● Entries provided:

--

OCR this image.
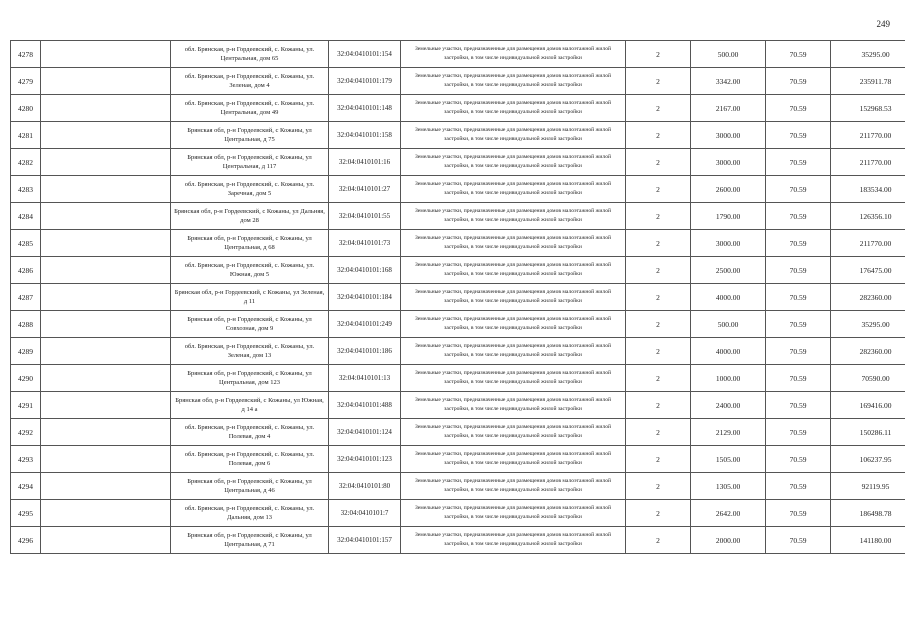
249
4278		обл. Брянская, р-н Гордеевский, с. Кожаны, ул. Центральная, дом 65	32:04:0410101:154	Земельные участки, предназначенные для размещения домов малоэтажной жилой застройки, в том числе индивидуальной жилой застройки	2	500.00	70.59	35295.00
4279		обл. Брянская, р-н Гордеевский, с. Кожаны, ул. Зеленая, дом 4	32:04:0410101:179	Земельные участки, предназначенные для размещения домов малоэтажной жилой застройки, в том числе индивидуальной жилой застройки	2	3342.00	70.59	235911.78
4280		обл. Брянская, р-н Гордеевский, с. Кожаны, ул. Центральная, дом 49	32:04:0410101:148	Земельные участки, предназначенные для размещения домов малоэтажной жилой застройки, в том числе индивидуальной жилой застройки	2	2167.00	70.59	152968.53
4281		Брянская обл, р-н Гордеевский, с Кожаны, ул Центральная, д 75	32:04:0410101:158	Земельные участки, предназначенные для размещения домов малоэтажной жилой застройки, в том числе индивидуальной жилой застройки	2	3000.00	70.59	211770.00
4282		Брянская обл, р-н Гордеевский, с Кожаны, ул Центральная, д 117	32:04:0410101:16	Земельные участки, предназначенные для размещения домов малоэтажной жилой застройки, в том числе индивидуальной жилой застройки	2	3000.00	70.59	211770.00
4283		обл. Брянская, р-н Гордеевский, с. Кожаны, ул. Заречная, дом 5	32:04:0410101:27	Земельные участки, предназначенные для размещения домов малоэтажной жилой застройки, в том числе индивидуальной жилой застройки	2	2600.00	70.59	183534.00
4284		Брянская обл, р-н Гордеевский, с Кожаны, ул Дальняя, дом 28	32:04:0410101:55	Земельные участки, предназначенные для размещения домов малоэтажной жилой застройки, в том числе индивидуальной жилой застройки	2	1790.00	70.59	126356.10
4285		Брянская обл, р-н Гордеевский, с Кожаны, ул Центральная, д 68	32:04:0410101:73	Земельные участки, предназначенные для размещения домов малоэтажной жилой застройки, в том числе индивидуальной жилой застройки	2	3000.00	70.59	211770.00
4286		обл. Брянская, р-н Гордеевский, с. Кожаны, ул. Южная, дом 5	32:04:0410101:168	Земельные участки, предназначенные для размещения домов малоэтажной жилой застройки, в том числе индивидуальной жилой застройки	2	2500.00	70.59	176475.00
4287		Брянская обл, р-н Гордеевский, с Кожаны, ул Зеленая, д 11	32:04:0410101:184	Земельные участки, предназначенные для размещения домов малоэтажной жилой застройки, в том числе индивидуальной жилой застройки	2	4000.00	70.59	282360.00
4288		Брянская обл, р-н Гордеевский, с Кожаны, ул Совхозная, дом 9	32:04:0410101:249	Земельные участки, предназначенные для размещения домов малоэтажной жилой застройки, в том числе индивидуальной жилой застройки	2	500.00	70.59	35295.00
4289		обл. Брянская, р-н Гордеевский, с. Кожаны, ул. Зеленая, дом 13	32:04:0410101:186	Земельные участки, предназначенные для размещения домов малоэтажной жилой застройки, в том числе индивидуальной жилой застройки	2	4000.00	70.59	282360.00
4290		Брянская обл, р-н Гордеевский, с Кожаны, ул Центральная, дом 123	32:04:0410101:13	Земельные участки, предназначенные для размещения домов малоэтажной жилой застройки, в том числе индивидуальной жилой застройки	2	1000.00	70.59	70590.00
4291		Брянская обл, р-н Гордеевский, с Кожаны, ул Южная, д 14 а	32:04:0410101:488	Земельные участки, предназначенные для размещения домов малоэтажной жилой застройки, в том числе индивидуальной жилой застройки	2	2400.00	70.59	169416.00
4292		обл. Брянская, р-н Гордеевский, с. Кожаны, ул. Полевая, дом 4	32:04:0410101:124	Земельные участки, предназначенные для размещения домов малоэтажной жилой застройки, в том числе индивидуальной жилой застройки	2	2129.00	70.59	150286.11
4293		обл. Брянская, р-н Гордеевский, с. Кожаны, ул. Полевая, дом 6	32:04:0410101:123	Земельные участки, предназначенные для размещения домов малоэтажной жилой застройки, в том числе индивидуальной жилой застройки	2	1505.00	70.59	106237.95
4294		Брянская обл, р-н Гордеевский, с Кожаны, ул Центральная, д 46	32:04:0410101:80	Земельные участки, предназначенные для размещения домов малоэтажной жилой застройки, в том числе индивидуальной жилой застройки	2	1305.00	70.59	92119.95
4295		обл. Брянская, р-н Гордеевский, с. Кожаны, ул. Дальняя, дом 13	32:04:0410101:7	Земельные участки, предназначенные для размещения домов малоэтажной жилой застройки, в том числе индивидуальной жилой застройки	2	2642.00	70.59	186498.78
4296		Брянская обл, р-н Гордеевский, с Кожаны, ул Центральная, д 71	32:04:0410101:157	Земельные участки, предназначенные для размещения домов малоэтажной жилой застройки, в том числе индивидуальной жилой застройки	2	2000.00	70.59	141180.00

--

Find the lines holding "Дальняя" and list every one.

● Answer to the problem:
4284		Брянская обл, р-н Гордеевский, с Кожаны, ул Дальняя, дом 28	32:04:0410101:55	Земельные участки, предназначенные для размещения домов малоэтажной жилой застройки, в том числе индивидуальной жилой застройки	2	1790.00	70.59	126356.10
4295		обл. Брянская, р-н Гордеевский, с. Кожаны, ул. Дальняя, дом 13	32:04:0410101:7	Земельные участки, предназначенные для размещения домов малоэтажной жилой застройки, в том числе индивидуальной жилой застройки	2	2642.00	70.59	186498.78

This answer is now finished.